Metin Bölümü:
Akademisyen Vahap Coşkun: HDP’ye yönelik saldırıda iktidarın sorumluluğu var
HDP'nin kapatılması davasını değerlendiren Akademisyen Vahap Coşkun "Partiyi kapatabilirsiniz ama o siyasal hareketi kapatamazsınız ve onu destekleyen insanların önünü kesemezsiniz" dedi.
Vahap Coşkun | Fotoğraf: Evrensel
Mahsum KARA
Diyarbakır
Akademisyen Vahap Coşkun, HDP’ye kapatma davasının açılmasını Evrensel’e değerlendirdi. HDP’nin kapatılmasıyla buradaki seçmenin siyasal iktidara oy vermeyeceğini ifade eden Coşkun, "Partiyi kapatabilirsiniz ama o siyasal hareketi kapatamazsınız ve o siyasal hareketi destekleyen insanların önünü kesemezsiniz" dedi. Deniz Poyraz’ın katledilmesiyle ilgili de konuşan Coşkun, iktidarın HDP’ye yönelik dilinin saldırının zeminini oluşturduğunu belirterek, burada iktidarın doğrudan bir sorumluluğunun olduğunu söyledi.

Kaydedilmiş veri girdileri

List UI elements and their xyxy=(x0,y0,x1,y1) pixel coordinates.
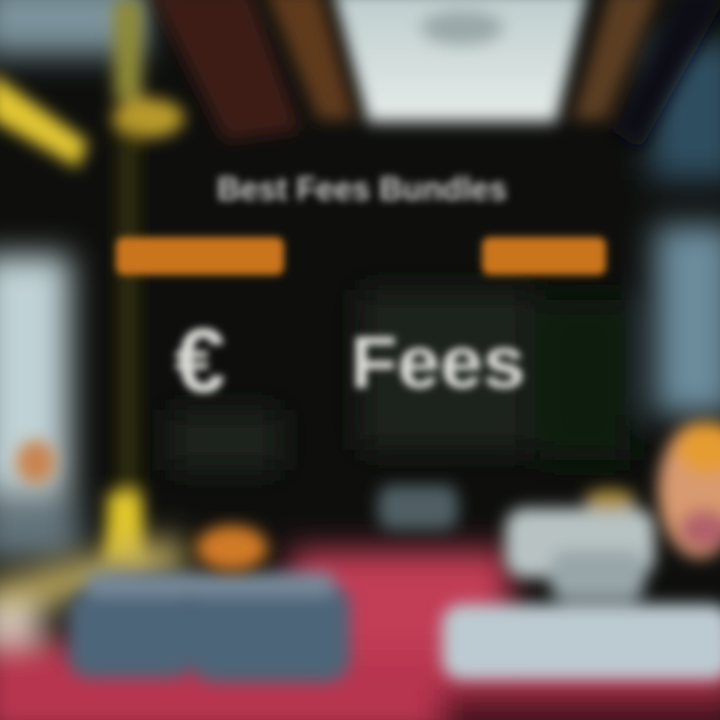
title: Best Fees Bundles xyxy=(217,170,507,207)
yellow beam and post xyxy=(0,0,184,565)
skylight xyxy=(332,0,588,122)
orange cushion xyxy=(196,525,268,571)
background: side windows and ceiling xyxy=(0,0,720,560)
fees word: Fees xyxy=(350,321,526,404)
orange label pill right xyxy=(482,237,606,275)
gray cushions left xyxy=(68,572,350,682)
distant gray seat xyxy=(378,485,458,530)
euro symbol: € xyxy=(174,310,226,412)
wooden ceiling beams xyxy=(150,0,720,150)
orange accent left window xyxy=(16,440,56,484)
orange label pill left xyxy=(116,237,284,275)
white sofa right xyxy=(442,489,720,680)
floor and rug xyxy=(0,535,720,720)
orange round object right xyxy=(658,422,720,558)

Sorular ve Görevler:
a) Metin bölümüne göre Vahap Coşkun, HDP'ye kapatma davası açılmasını hangi yayın organına değerlendirdi?
b) HDP'ye açılan kapatma davasını konu alan metin bölümünü iki cümleyle özetleyin.
Satırlar, metinden ayrı ve bağımsız bir malzemedir.

Cevap Anahtarı:
a) Evrensel'e.

b) Akademisyen Vahap Coşkun, HDP'ye kapatma davası açılmasını değerlendirerek partinin kapatılabileceğini ama o siyasal hareketin kapatılamayacağını ve onu destekleyen insanların önünün kesilemeyeceğini söyledi. Deniz Poyraz'ın katledilmesiyle ilgili olarak da iktidarın HDP'ye yönelik dilinin saldırının zeminini oluşturduğunu ve iktidarın bunda doğrudan sorumluluğu bulunduğunu belirtti.